DIRECTION 1 -> Repeat word for word the passage of the Martín de la Puente profile below, starting at "- Current ranking: No. 4 (24" and ending at "Bronze medal (2024)".
DIRECTION 2 -> In the Martín de la Puente profile below, who was his partner when he won the 2022 US Open doubles title?

TEXT SHOWN ->
Martín de la Puente
- Born: 22 June 1999 (age 27) Vigo, Spain
- Turned pro: 2014
- Plays: Right-handed (one-handed backhand)

Singles
- Career record: 448-199
- Career titles: 31
- Highest ranking: No. 4 (24 June 2024)
- Current ranking: No. 4 (17 July 2023)

Grand Slam singles results
- Australian Open: F (2026)
- French Open: SF (2023, 2025)
- Wimbledon: F (2024)
- US Open: SF (2025)

Doubles
- Career record: 299-154
- Career titles: 44
- Highest ranking: No. 1 (7 November 2022)
- Current ranking: No. 4 (24 June 2024)

Grand Slam doubles results
- Australian Open: SF (2025)
- French Open: F (2023, 2026)
- Wimbledon: W (2025)
- US Open: W (2022)

Other doubles tournaments
- Masters Doubles: W (2022, 2025)
- Paralympic Games: Bronze medal (2024)

Medal record
Paralympic Games
| Bronze medal – third place | 2024 Paris | Doubles |

= Martín de la Puente =

Spanish wheelchair tennis player

Martín de la Puente Riobó (born 22 June 1999) is a Spanish professional wheelchair tennis player.

==Wheelchair tennis career==

De la Puente is the 2022 US Open doubles champion with Nicolas Peifer and 2023 French Open wheelchair men's doubles finalist with Gustavo Fernandez. He is a former world No. 1 in the doubles rankings, achieved in November 2022.

GIVEN DATA ->
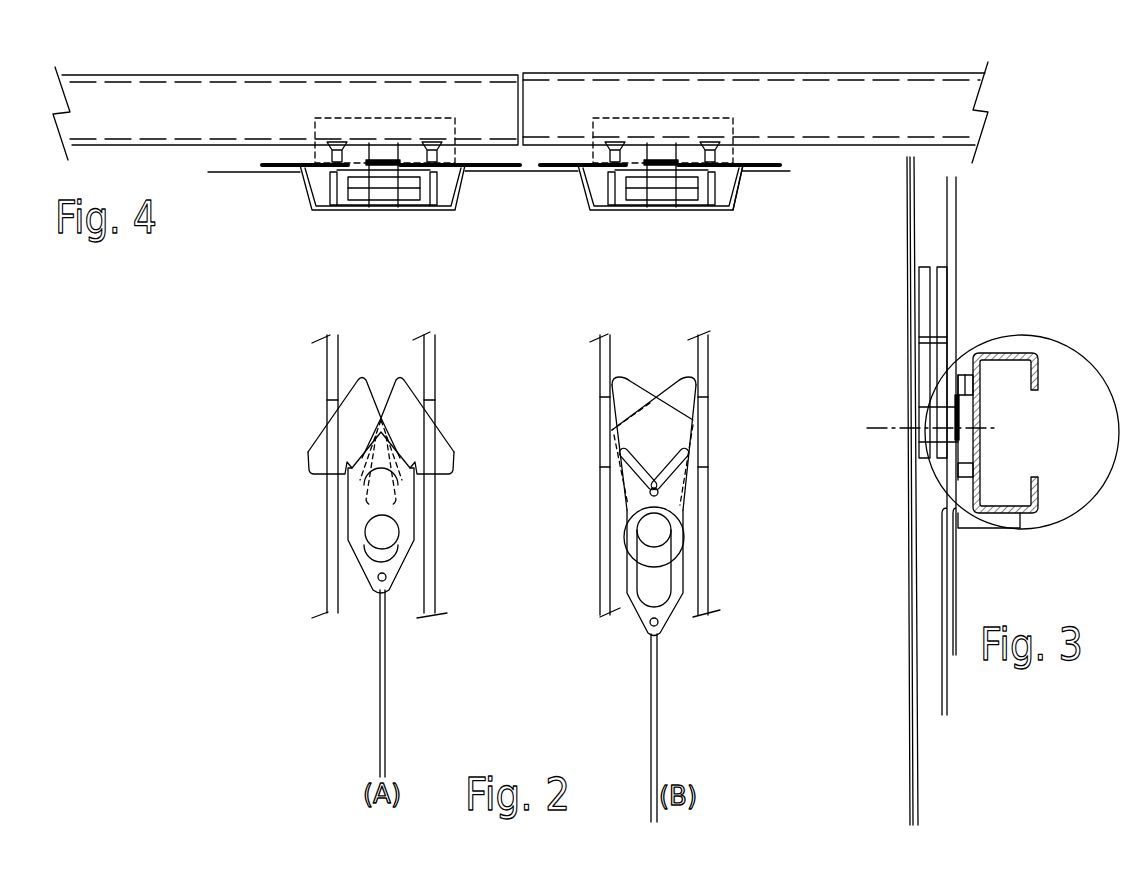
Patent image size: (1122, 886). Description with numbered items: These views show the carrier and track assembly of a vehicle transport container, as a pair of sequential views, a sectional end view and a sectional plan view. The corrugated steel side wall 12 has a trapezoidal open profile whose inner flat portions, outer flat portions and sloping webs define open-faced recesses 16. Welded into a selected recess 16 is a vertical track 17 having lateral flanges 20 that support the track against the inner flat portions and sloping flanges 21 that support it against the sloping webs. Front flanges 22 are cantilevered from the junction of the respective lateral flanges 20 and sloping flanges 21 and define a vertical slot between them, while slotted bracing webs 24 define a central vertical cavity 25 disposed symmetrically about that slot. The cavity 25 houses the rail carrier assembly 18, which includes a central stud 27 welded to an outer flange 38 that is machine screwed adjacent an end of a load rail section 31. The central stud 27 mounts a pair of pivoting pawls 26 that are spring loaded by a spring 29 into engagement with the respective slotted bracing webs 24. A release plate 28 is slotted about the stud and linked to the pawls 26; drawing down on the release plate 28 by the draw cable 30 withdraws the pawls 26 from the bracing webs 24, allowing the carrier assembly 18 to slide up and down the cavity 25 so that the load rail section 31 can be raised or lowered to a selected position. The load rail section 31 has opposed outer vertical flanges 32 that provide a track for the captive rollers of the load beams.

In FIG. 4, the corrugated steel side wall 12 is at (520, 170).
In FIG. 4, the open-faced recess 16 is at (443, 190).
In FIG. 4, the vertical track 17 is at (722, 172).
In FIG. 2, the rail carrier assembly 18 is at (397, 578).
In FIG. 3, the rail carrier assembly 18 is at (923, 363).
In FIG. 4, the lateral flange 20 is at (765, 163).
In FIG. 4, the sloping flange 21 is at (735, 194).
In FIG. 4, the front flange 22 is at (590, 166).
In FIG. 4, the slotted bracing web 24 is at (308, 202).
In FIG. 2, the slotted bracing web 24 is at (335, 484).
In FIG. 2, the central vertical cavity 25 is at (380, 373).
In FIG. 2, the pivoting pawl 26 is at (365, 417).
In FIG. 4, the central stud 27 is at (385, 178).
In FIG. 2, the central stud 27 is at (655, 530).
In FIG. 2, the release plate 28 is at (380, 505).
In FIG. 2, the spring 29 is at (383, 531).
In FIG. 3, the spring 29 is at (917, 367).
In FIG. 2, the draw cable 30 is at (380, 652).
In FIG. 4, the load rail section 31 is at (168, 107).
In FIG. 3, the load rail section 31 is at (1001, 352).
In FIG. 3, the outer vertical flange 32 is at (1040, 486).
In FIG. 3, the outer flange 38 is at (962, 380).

--

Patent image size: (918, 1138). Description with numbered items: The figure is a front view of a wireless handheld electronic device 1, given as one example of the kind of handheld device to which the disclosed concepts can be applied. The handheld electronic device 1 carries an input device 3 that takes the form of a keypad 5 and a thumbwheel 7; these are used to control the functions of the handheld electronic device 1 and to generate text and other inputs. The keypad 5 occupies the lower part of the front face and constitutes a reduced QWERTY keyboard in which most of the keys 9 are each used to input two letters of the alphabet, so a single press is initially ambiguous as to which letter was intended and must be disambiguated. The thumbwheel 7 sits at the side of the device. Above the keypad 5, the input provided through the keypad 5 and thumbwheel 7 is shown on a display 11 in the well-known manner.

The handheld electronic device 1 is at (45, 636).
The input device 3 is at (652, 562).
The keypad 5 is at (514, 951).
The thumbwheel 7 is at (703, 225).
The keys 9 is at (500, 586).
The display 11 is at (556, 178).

RESULT 1 ->
- Current ranking: No. 4 (24 June 2024)

Grand Slam doubles results
- Australian Open: SF (2025)
- French Open: F (2023, 2026)
- Wimbledon: W (2025)
- US Open: W (2022)

Other doubles tournaments
- Masters Doubles: W (2022, 2025)
- Paralympic Games: Bronze medal (2024)

RESULT 2 -> Nicolas Peifer